> **Requirement**: Report how many lines contain "Бабайæн". Give the number and nothing else.

--- start of Stored rows ---

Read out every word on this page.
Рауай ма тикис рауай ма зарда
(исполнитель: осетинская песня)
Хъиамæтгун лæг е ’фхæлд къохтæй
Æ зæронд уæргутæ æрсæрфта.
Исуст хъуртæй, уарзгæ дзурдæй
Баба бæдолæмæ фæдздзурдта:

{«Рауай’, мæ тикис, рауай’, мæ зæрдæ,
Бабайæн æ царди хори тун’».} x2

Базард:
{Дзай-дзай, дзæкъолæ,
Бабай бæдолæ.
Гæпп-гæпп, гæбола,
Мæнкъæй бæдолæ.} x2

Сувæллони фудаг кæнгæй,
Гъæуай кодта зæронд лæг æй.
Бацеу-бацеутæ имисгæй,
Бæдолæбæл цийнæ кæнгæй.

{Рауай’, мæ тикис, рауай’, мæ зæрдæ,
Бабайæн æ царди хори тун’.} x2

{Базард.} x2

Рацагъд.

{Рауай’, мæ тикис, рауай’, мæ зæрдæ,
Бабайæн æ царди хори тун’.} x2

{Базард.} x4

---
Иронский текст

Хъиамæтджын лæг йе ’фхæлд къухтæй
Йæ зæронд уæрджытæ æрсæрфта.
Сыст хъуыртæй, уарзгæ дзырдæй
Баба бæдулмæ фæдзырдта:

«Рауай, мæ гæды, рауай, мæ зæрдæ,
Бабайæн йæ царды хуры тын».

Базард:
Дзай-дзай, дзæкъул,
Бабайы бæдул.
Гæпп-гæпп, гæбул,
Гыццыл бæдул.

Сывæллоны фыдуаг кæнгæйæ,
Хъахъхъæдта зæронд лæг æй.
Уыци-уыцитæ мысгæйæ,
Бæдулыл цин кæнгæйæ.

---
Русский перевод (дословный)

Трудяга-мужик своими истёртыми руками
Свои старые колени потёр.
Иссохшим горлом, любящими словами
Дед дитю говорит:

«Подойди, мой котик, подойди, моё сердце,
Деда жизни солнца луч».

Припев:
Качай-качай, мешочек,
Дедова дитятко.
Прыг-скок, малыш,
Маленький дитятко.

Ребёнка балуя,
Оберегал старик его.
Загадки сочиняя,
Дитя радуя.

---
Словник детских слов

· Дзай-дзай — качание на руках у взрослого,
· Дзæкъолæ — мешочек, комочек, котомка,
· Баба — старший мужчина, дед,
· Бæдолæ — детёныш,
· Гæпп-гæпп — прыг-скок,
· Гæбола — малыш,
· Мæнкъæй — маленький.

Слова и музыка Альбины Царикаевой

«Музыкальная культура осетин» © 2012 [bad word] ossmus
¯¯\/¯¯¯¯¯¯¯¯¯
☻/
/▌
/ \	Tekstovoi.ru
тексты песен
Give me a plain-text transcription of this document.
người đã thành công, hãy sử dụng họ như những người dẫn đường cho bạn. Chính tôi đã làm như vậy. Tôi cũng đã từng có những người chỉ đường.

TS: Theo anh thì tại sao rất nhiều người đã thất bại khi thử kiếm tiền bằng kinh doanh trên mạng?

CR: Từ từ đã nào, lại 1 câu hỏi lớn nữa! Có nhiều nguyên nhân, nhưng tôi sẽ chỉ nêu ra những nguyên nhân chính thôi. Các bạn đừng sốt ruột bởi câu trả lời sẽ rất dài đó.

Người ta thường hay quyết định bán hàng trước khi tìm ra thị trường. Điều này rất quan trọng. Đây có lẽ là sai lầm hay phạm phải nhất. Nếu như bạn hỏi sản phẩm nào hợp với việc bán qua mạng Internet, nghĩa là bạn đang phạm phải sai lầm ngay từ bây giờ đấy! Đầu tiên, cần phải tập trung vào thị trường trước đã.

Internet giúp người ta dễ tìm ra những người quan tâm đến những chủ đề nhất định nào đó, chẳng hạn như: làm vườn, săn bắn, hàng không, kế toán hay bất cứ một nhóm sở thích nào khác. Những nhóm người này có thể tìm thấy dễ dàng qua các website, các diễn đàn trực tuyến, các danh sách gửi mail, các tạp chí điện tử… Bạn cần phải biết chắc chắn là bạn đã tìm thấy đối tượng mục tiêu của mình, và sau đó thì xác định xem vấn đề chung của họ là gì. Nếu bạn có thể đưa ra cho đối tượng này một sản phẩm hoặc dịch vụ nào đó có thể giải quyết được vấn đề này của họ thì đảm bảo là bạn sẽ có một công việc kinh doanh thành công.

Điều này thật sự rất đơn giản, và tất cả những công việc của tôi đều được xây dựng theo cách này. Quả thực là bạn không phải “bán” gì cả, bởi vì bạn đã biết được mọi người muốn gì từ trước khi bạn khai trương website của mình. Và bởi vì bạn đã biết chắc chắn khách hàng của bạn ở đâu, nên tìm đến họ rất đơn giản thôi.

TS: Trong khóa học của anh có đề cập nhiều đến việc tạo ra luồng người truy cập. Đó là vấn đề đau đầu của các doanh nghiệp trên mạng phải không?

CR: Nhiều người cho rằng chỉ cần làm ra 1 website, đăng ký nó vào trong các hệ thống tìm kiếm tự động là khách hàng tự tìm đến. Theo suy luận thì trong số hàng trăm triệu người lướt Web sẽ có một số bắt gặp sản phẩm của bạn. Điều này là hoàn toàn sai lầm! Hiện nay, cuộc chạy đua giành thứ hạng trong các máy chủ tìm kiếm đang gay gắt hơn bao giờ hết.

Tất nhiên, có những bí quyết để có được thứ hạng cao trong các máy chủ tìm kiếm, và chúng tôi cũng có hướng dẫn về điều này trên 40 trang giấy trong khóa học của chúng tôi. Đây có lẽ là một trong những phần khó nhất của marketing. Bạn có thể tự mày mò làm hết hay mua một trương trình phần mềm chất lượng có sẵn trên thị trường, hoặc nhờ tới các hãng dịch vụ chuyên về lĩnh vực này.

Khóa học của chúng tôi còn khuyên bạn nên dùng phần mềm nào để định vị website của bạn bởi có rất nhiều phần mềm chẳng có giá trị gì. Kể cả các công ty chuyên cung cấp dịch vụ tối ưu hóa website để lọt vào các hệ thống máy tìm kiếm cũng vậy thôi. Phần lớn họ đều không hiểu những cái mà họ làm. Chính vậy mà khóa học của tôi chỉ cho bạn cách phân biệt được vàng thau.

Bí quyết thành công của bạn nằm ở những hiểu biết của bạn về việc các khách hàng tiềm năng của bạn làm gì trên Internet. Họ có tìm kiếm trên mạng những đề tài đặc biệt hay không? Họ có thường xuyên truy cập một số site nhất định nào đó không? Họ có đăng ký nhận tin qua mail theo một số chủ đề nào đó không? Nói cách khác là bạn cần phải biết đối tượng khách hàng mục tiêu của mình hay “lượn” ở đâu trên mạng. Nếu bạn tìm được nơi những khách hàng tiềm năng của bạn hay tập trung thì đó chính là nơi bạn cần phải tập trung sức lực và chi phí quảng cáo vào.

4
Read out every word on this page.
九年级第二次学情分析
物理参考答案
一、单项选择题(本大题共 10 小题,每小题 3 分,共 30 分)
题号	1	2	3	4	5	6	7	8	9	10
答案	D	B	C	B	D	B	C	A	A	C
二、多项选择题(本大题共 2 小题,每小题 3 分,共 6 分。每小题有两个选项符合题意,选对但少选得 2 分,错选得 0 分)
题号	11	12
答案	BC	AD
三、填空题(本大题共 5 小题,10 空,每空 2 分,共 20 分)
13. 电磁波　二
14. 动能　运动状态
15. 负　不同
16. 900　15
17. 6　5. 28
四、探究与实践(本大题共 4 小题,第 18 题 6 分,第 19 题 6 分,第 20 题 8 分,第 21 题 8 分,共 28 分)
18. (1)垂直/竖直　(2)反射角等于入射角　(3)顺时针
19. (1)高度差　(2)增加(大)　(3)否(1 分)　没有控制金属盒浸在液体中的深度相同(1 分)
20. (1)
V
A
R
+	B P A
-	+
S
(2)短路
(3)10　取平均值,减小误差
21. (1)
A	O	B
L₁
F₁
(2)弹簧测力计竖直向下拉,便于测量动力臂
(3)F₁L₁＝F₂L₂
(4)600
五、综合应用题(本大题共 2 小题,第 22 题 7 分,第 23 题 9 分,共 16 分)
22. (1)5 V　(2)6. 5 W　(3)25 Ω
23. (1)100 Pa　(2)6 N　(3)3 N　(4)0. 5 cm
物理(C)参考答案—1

--- end of Stored rows ---

> **Complete answer**: 4